=== Supplied passage ===

__________

051 — Bayesian cue combination in a PING network

Status: proposal — not yet run. This entry pre-registers the hypotheses, design, and pass/fail criteria before any data is collected, so the result cannot be reverse-engineered into a confirmation.

Abstract

A leaky-integrate-and-fire PING network is given two noisy sensory cues about the same hidden variable and trained, by plain gradient descent on a squared-error loss, to report a single estimate. The question is whether the trained network spontaneously performs Bayes-optimal precision-weighted averaging — weighting each cue by its reliability — without that arithmetic ever being written into the architecture. If it does, the entry then asks a sharper, riskier question owed to the sampling-school reading (see ar007): does the network’s gamma rhythm carry the posterior uncertainty, with tighter E-cell bands when both cues are reliable and looser bands when either is noisy? This is the project’s first contact between the PING machinery and the uncertainty-representation literature (Ernst & Banks 2002; Ma, Beck, Latham & Pouget 2006).

Background: cue combination as Bayes

Two cues $s_A, s_B$ about a latent $s$ , each a noisy observation $s_A = s + \epsilon_A$ , $\epsilon_A \sim \mathcal{N}(0, \sigma_A^2)$ , and likewise for $B$ . With a flat prior and independent Gaussian noise, the posterior over $s$ is Gaussian, and its mean is the precision-weighted average of the two cues:

\hat{s}^* = \frac{s_A/\sigma_A^2 + s_B/\sigma_B^2}{1/\sigma_A^2 + 1/\sigma_B^2}, \qquad \sigma_*^2 = \frac{1}{1/\sigma_A^2 + 1/\sigma_B^2}.

Precisions ( $1/\sigma^2$ ) add; the more reliable cue pulls the estimate harder; the combined estimate is strictly tighter than either cue alone. This is the calculation human observers were shown to perform near-optimally in visual–haptic size judgement (Ernst & Banks 2002), and the operation that probabilistic population codes make linear in neural activity (Ma et al. 2006). The full derivation and the worked Gaussian case are in ar007 — Uncertainty & Bayesian inference in the cortex.

The point of this notebook is that nothing in the network is told $\sigma_A$ or $\sigma_B$ . The weights $1/\sigma^2$ that optimal combination requires would have to be inferred, per trial, from the statistics of the input itself — a noisier cue produces a broader, lower population bump — and applied by the recurrent dynamics. Whether gradient descent finds that solution is an empirical question.

Hypotheses

H1 (primary) — the computation emerges. A PING network trained with BPTT and an $L_2$ loss on the two-cue task produces readout estimates $\hat{s}$ consistent with Bayes-optimal precision-weighted averaging, without precision-weighting being built in.
H2 (secondary, the conjecture) — the rhythm is legible. Gamma-band dispersion in the E-cell raster tracks the analytical posterior variance $\sigma_*^2$ : tighter bands when both cues are reliable, looser bands when either cue is noisy.
H3 (tertiary) — the two confidences agree. Two independent uncertainty read-outs — the readout-implicit posterior width (spread of population activity) and the raster band dispersion — co-vary trial by trial. Where they diverge localises where in the network uncertainty is actually represented.

__________

=== Work to do ===
(a) Copy the cue-combination proposal word for word, starting at "H3 (tertiary) —" and ending at "is actually represented.".
(b) Carry on writing the cue-combination proposal from the point where it stops.

=== Provided material ===
__________

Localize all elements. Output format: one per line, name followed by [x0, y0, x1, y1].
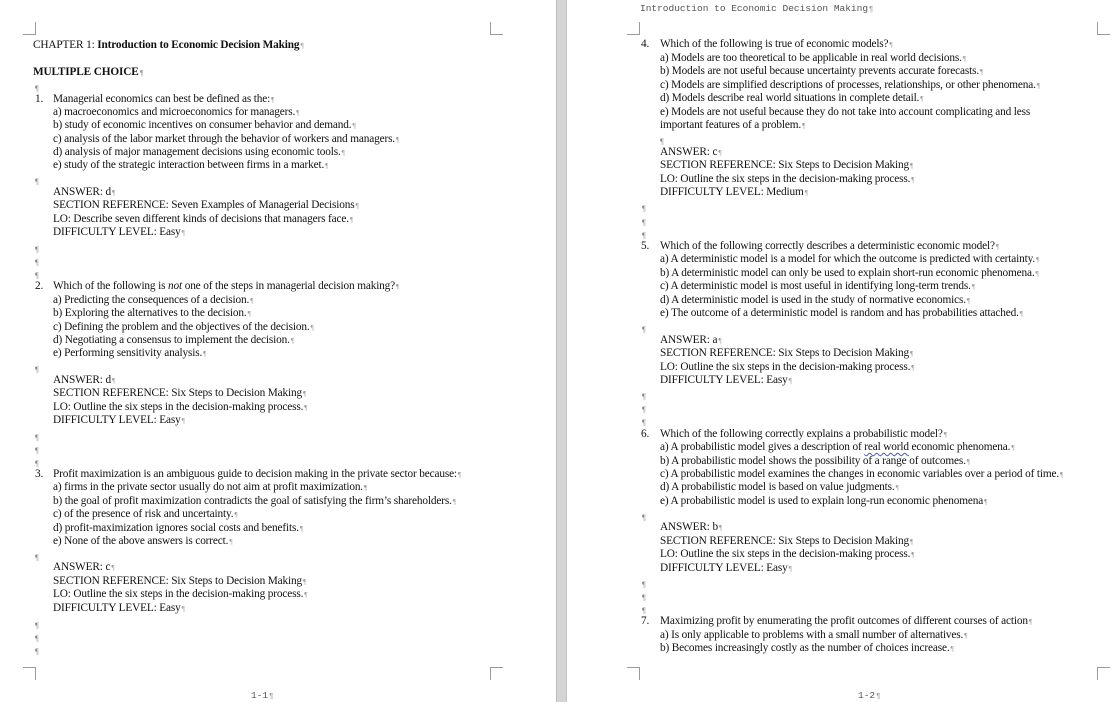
question-5-option-a[interactable]: a) A deterministic model is a model for which the outcome is predicted with certainty.¶: [660, 253, 1040, 265]
paragraph-mark: ¶: [35, 553, 39, 562]
question-1-stem[interactable]: Managerial economics can best be defined as the:¶: [53, 93, 275, 105]
question-7-number: 7.: [641, 615, 650, 627]
margin-corner-bottom-right: [1097, 667, 1110, 680]
paragraph-mark: ¶: [642, 580, 646, 589]
question-5-section-reference[interactable]: SECTION REFERENCE: Six Steps to Decision Making¶: [660, 347, 914, 359]
paragraph-mark: ¶: [642, 231, 646, 240]
question-6-stem[interactable]: Which of the following correctly explains a probabilistic model?¶: [660, 428, 947, 440]
page-gap: [556, 0, 567, 702]
question-3-section-reference[interactable]: SECTION REFERENCE: Six Steps to Decision Making¶: [53, 575, 307, 587]
question-5-option-c[interactable]: c) A deterministic model is most useful in identifying long-term trends.¶: [660, 280, 975, 292]
question-2-answer[interactable]: ANSWER: d¶: [53, 374, 115, 386]
question-2-option-c[interactable]: c) Defining the problem and the objectives of the decision.¶: [53, 321, 314, 333]
question-1-section-reference[interactable]: SECTION REFERENCE: Seven Examples of Managerial Decisions¶: [53, 199, 359, 211]
paragraph-mark: ¶: [35, 433, 39, 442]
section-heading[interactable]: MULTIPLE CHOICE¶: [33, 66, 144, 78]
paragraph-mark: ¶: [35, 365, 39, 374]
question-6-option-e[interactable]: e) A probabilistic model is used to explain long-run economic phenomena¶: [660, 495, 988, 507]
question-3-option-c[interactable]: c) of the presence of risk and uncertainty.¶: [53, 508, 238, 520]
question-3-learning-objective[interactable]: LO: Outline the six steps in the decision-making process.¶: [53, 588, 308, 600]
question-1-learning-objective[interactable]: LO: Describe seven different kinds of decisions that managers face.¶: [53, 213, 353, 225]
paragraph-mark: ¶: [35, 245, 39, 254]
margin-corner-top-right: [1097, 22, 1110, 35]
question-5-number: 5.: [641, 240, 650, 252]
question-5-option-b[interactable]: b) A deterministic model can only be used to explain short-run economic phenomena.¶: [660, 267, 1039, 279]
question-4-option-d[interactable]: d) Models describe real world situations in complete detail.¶: [660, 92, 924, 104]
question-6-option-a[interactable]: a) A probabilistic model gives a description of real world economic phenomena.¶: [660, 441, 1015, 453]
question-6-difficulty[interactable]: DIFFICULTY LEVEL: Easy¶: [660, 562, 792, 574]
question-1-answer[interactable]: ANSWER: d¶: [53, 186, 115, 198]
question-1-number: 1.: [35, 93, 44, 105]
question-2-option-b[interactable]: b) Exploring the alternatives to the decision.¶: [53, 307, 251, 319]
question-2-option-d[interactable]: d) Negotiating a consensus to implement the decision.¶: [53, 334, 294, 346]
paragraph-mark: ¶: [35, 258, 39, 267]
question-4-option-c[interactable]: c) Models are simplified descriptions of processes, relationships, or other phenomena.¶: [660, 79, 1040, 91]
paragraph-mark: ¶: [642, 418, 646, 427]
question-1-option-d[interactable]: d) analysis of major management decisions using economic tools.¶: [53, 146, 345, 158]
paragraph-mark: ¶: [660, 137, 664, 146]
question-5-option-e[interactable]: e) The outcome of a deterministic model is random and has probabilities attached.¶: [660, 307, 1023, 319]
paragraph-mark: ¶: [35, 459, 39, 468]
question-5-option-d[interactable]: d) A deterministic model is used in the study of normative economics.¶: [660, 294, 970, 306]
question-2-learning-objective[interactable]: LO: Outline the six steps in the decision-making process.¶: [53, 401, 308, 413]
paragraph-mark: ¶: [35, 84, 39, 93]
question-1-option-b[interactable]: b) study of economic incentives on consumer behavior and demand.¶: [53, 119, 356, 131]
paragraph-mark: ¶: [35, 621, 39, 630]
question-7-option-a[interactable]: a) Is only applicable to problems with a small number of alternatives.¶: [660, 629, 968, 641]
question-3-answer[interactable]: ANSWER: c¶: [53, 561, 115, 573]
margin-corner-top-right: [490, 22, 503, 35]
document-page-1: [0, 0, 556, 702]
paragraph-mark: ¶: [35, 634, 39, 643]
paragraph-mark: ¶: [642, 606, 646, 615]
question-6-section-reference[interactable]: SECTION REFERENCE: Six Steps to Decision Making¶: [660, 535, 914, 547]
paragraph-mark: ¶: [35, 446, 39, 455]
question-2-option-a[interactable]: a) Predicting the consequences of a decision.¶: [53, 294, 254, 306]
question-4-learning-objective[interactable]: LO: Outline the six steps in the decision-making process.¶: [660, 173, 915, 185]
chapter-title[interactable]: CHAPTER 1: Introduction to Economic Decision Making¶: [33, 39, 304, 51]
question-3-stem[interactable]: Profit maximization is an ambiguous guide to decision making in the private sector because:¶: [53, 468, 461, 480]
question-5-learning-objective[interactable]: LO: Outline the six steps in the decision-making process.¶: [660, 361, 915, 373]
paragraph-mark: ¶: [35, 271, 39, 280]
running-header[interactable]: Introduction to Economic Decision Making¶: [640, 3, 874, 14]
question-6-number: 6.: [641, 428, 650, 440]
paragraph-mark: ¶: [642, 405, 646, 414]
paragraph-mark: ¶: [642, 392, 646, 401]
question-7-option-b[interactable]: b) Becomes increasingly costly as the number of choices increase.¶: [660, 642, 954, 654]
margin-corner-top-left: [627, 22, 640, 35]
question-1-option-a[interactable]: a) macroeconomics and microeconomics for managers.¶: [53, 106, 300, 118]
paragraph-mark: ¶: [35, 647, 39, 656]
question-6-option-d[interactable]: d) A probabilistic model is based on value judgments.¶: [660, 481, 899, 493]
spelling-error-underline[interactable]: real world: [864, 441, 909, 453]
question-3-number: 3.: [35, 468, 44, 480]
question-3-option-b[interactable]: b) the goal of profit maximization contradicts the goal of satisfying the firm’s shareholders.¶: [53, 495, 456, 507]
question-5-stem[interactable]: Which of the following correctly describes a deterministic economic model?¶: [660, 240, 999, 252]
paragraph-mark: ¶: [642, 593, 646, 602]
margin-corner-bottom-right: [490, 667, 503, 680]
paragraph-mark: ¶: [642, 204, 646, 213]
margin-corner-bottom-left: [23, 667, 36, 680]
question-2-number: 2.: [35, 280, 44, 292]
question-4-option-a[interactable]: a) Models are too theoretical to be applicable in real world decisions.¶: [660, 52, 966, 64]
page-number-footer: 1-1¶: [251, 690, 274, 701]
question-1-option-c[interactable]: c) analysis of the labor market through the behavior of workers and managers.¶: [53, 133, 400, 145]
paragraph-mark: ¶: [35, 177, 39, 186]
paragraph-mark: ¶: [642, 325, 646, 334]
question-4-option-e-line-2[interactable]: important features of a problem.¶: [660, 119, 806, 131]
margin-corner-top-left: [23, 22, 36, 35]
question-7-stem[interactable]: Maximizing profit by enumerating the profit outcomes of different courses of action¶: [660, 615, 1032, 627]
question-4-number: 4.: [641, 38, 650, 50]
question-2-section-reference[interactable]: SECTION REFERENCE: Six Steps to Decision Making¶: [53, 387, 307, 399]
question-1-difficulty[interactable]: DIFFICULTY LEVEL: Easy¶: [53, 226, 185, 238]
paragraph-mark: ¶: [642, 218, 646, 227]
question-2-option-e[interactable]: e) Performing sensitivity analysis.¶: [53, 347, 207, 359]
question-2-stem[interactable]: Which of the following is not one of the steps in managerial decision making?¶: [53, 280, 400, 292]
question-3-difficulty[interactable]: DIFFICULTY LEVEL: Easy¶: [53, 602, 185, 614]
question-3-option-e[interactable]: e) None of the above answers is correct.¶: [53, 535, 233, 547]
question-3-option-a[interactable]: a) firms in the private sector usually do not aim at profit maximization.¶: [53, 481, 368, 493]
paragraph-mark: ¶: [642, 513, 646, 522]
question-4-section-reference[interactable]: SECTION REFERENCE: Six Steps to Decision Making¶: [660, 159, 914, 171]
question-2-difficulty[interactable]: DIFFICULTY LEVEL: Easy¶: [53, 414, 185, 426]
question-6-answer[interactable]: ANSWER: b¶: [660, 521, 722, 533]
question-3-option-d[interactable]: d) profit-maximization ignores social costs and benefits.¶: [53, 522, 303, 534]
question-6-option-b[interactable]: b) A probabilistic model shows the possibility of a range of outcomes.¶: [660, 455, 970, 467]
margin-corner-bottom-left: [627, 667, 640, 680]
question-1-option-e[interactable]: e) study of the strategic interaction between firms in a market.¶: [53, 159, 329, 171]
question-6-learning-objective[interactable]: LO: Outline the six steps in the decision-making process.¶: [660, 548, 915, 560]
question-4-answer[interactable]: ANSWER: c¶: [660, 146, 722, 158]
question-5-difficulty[interactable]: DIFFICULTY LEVEL: Easy¶: [660, 374, 792, 386]
question-4-option-e-line-1[interactable]: e) Models are not useful because they do not take into account complicating and less: [660, 106, 1031, 118]
question-5-answer[interactable]: ANSWER: a¶: [660, 334, 722, 346]
question-4-option-b[interactable]: b) Models are not useful because uncertainty prevents accurate forecasts.¶: [660, 65, 984, 77]
document-page-2: [567, 0, 1119, 702]
question-4-difficulty[interactable]: DIFFICULTY LEVEL: Medium¶: [660, 186, 808, 198]
question-4-stem[interactable]: Which of the following is true of economic models?¶: [660, 38, 893, 50]
page-number-footer: 1-2¶: [858, 690, 881, 701]
question-6-option-c[interactable]: c) A probabilistic model examines the changes in economic variables over a period of time.¶: [660, 468, 1064, 480]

__________

=== Answer list ===
(a)
H3 (tertiary) — the two confidences agree. Two independent uncertainty read-outs — the readout-implicit posterior width (spread of population activity) and the raster band dispersion — co-vary trial by trial. Where they diverge localises where in the network uncertainty is actually represented.

(b)
H4 (control) — the rhythm is the substrate. Against a non-rhythmic conductance control (same COBANet, driven to an asynchronous-irregular operating point with no gamma cycle), the temporal uncertainty channel of H2/H3 is absent — the control has no band to be tight or loose around. If the control nonetheless matches PING on H1, precision-weighting is generic to the conductance network; if PING additionally carries legible posterior width that the control cannot, the rhythm is what provides it.

Setup

Inputs. Two input populations $A$ and $B$ , ≈ 50 neurons each, with Gaussian tuning curves tiling $s \in [-1, 1]$ . On each trial the latent $s$ is drawn uniformly; each population is driven by a bump centred on its own corrupted cue value $s_A = s + \epsilon_A$ (resp. $s_B$ ), with $\epsilon_A \sim \mathcal{N}(0, \sigma_A^2)$ independent of $\epsilon_B$ . The reliabilities $\sigma_A, \sigma_B$ are test-time knobs — a less reliable cue is delivered as a broader, lower-gain bump, so the network must read reliability off the input statistics, never from a label.

Network. Both input populations project to the PING E-cells through learned weights $W_\text{in}$ ; the recurrent E↔I loop is the standard COBANet PING substrate used throughout this collection. The gamma rhythm is the network’s own, not imposed.

Non-rhythmic control. The same task is trained on a second copy of the same COBANet driven to a non-rhythmic, asynchronous-irregular operating point — the V&S-style regime of nb050 (fixed fan-in, $I\to I$ coupling, per-cell independent drive), which produces a broadband spectrum and no gamma cycle. This is the same PING-vs-non-rhythmic contrast nb050 used for the balanced state, here repurposed as the control for uncertainty representation: the two networks share architecture, readout, loss, and training schedule, and differ only in whether a rhythm exists. The control has no gamma band, so the temporal channel that H2/H3 measure is structurally unavailable to it — any uncertainty it represents must live in the rate-amplitude channel (population bump width/gain), the PPC mechanism, which needs no oscillation.

Readout. Population-vector decode of $\hat{s}$ over an integer number of gamma cycles (so the estimate is phase-consistent), with a plain linear readout run in parallel as a sanity check. The population-activity spread around $\hat{s}$ gives the readout-implicit posterior width used in H3.

Training. BPTT with surrogate gradients (the ar006 recipe), $L_2$ loss $\lVert \hat{s} - s \rVert^2$ . Crucially, $\sigma_A, \sigma_B$ are sampled per trial across a range during training, so the network sees varied and mixed reliability and cannot collapse to a fixed weighting. Optimal behaviour, if it appears, is the cheapest way to minimise loss over that distribution — not something the loss names.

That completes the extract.